**The request**: Copy out each line below that has the word "type" in it.
————
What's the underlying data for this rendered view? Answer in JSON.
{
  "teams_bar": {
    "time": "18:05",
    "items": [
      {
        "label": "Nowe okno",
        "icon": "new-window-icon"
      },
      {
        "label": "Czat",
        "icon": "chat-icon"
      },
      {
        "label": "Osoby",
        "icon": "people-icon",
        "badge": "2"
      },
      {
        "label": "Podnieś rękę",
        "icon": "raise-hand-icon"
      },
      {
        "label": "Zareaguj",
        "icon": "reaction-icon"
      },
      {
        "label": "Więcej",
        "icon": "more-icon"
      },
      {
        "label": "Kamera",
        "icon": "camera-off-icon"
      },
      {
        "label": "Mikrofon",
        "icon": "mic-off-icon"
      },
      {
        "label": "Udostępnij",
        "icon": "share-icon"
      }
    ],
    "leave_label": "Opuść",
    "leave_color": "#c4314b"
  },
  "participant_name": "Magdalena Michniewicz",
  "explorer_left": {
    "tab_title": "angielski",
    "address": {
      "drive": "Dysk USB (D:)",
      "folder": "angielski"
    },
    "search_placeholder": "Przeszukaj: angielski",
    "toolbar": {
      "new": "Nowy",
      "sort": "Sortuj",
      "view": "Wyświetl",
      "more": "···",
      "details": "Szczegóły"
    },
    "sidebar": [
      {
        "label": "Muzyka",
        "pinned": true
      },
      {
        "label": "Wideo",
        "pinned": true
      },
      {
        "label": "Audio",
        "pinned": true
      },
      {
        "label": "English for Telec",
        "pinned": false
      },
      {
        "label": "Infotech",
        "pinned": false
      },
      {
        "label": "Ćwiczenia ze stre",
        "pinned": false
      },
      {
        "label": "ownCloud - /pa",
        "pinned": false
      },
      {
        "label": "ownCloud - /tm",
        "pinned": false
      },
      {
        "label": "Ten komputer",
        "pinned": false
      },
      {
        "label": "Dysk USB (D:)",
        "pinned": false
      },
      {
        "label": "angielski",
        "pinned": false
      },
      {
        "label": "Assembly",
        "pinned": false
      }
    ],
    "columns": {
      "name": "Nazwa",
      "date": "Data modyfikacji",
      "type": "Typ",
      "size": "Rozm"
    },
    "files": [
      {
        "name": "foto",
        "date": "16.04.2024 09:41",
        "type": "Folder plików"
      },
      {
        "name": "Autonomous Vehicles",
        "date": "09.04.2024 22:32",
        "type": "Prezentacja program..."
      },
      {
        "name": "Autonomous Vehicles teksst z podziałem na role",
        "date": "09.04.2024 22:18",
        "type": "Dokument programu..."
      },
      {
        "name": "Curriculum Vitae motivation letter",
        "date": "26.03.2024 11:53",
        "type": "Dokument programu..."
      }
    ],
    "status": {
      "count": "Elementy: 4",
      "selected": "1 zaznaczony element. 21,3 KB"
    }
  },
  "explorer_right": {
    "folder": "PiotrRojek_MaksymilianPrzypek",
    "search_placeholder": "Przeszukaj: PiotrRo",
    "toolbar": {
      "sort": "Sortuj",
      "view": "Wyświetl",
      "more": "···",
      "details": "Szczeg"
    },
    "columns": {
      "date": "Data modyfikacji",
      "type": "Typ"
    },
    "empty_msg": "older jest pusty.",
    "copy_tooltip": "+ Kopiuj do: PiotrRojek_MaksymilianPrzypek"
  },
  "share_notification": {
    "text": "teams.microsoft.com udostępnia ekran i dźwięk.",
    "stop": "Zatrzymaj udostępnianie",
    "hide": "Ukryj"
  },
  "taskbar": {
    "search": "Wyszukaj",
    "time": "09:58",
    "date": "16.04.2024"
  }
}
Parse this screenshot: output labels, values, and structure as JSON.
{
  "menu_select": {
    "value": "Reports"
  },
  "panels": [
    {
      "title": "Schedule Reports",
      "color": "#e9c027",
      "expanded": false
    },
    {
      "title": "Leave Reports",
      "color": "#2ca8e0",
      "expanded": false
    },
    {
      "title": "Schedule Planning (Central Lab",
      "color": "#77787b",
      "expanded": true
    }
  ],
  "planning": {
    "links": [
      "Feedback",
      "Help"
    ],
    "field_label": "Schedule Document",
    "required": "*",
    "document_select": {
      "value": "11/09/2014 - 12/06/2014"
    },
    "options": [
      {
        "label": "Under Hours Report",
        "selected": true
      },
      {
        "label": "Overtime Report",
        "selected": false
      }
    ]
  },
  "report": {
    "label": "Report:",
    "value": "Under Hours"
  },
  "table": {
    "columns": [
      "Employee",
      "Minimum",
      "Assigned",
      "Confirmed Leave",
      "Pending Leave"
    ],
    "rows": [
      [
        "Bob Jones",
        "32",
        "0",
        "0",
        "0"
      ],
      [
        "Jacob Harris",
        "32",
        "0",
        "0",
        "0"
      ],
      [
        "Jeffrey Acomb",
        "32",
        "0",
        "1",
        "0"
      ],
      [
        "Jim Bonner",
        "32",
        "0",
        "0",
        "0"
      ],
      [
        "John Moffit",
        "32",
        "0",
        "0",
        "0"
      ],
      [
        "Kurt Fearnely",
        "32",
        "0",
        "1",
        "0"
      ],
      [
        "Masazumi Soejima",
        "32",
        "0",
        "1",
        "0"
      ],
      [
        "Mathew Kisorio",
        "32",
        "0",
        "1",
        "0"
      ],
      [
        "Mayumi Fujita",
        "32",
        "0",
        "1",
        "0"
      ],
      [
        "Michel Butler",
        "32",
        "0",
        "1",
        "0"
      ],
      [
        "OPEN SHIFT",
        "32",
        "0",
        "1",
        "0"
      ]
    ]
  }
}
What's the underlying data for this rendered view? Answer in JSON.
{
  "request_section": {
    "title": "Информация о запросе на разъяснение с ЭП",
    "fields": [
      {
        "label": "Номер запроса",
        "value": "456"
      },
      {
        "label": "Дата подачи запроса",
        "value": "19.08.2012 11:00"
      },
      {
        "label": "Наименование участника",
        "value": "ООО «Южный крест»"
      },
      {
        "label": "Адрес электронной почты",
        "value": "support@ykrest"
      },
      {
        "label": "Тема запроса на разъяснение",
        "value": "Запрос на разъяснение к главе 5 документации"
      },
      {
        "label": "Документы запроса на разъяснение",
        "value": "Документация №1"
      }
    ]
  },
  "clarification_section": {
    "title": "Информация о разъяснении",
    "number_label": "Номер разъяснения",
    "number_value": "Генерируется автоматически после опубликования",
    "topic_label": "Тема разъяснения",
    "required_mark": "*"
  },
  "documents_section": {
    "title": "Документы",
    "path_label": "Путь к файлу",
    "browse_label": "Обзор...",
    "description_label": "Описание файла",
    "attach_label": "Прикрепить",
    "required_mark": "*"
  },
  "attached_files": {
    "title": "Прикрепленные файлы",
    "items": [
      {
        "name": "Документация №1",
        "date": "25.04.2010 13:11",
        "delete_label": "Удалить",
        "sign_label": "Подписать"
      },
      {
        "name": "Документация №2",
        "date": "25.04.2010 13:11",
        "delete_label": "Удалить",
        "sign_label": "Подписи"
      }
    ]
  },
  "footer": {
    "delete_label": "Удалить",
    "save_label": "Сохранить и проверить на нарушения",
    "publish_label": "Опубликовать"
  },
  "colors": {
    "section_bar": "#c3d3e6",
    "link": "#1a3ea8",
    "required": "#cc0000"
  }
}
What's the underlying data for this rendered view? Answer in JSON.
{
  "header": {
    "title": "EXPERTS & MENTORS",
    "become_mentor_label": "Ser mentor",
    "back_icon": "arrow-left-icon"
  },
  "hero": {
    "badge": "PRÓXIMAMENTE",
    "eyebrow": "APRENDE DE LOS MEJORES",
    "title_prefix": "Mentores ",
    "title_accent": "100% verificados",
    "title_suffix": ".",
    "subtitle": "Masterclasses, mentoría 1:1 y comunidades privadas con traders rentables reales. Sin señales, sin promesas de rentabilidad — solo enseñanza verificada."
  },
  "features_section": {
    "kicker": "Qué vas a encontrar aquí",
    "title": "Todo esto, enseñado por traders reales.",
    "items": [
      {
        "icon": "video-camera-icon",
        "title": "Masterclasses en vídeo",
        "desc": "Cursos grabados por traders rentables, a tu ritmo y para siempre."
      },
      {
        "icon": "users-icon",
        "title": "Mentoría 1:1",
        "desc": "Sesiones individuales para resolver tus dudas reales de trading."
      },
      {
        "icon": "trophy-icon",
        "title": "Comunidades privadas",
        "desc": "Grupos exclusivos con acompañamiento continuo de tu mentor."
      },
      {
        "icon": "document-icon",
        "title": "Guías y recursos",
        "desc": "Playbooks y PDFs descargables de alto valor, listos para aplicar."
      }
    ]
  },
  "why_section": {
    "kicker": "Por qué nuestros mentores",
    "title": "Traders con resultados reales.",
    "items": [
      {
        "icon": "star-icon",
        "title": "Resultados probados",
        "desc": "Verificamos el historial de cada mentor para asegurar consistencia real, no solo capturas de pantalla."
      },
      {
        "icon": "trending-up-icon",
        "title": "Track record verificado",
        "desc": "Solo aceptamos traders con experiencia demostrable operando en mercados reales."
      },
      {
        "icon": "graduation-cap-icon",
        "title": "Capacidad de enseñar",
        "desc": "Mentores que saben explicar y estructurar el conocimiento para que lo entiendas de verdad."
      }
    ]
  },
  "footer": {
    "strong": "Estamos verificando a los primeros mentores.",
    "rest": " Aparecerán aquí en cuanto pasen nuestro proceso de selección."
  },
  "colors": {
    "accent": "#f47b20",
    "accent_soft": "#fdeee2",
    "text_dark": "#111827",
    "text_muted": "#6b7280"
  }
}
————
**Full response**:
      "type": "Typ",
        "type": "Folder plików"
        "type": "Prezentacja program..."
        "type": "Dokument programu..."
        "type": "Dokument programu..."
      "type": "Typ"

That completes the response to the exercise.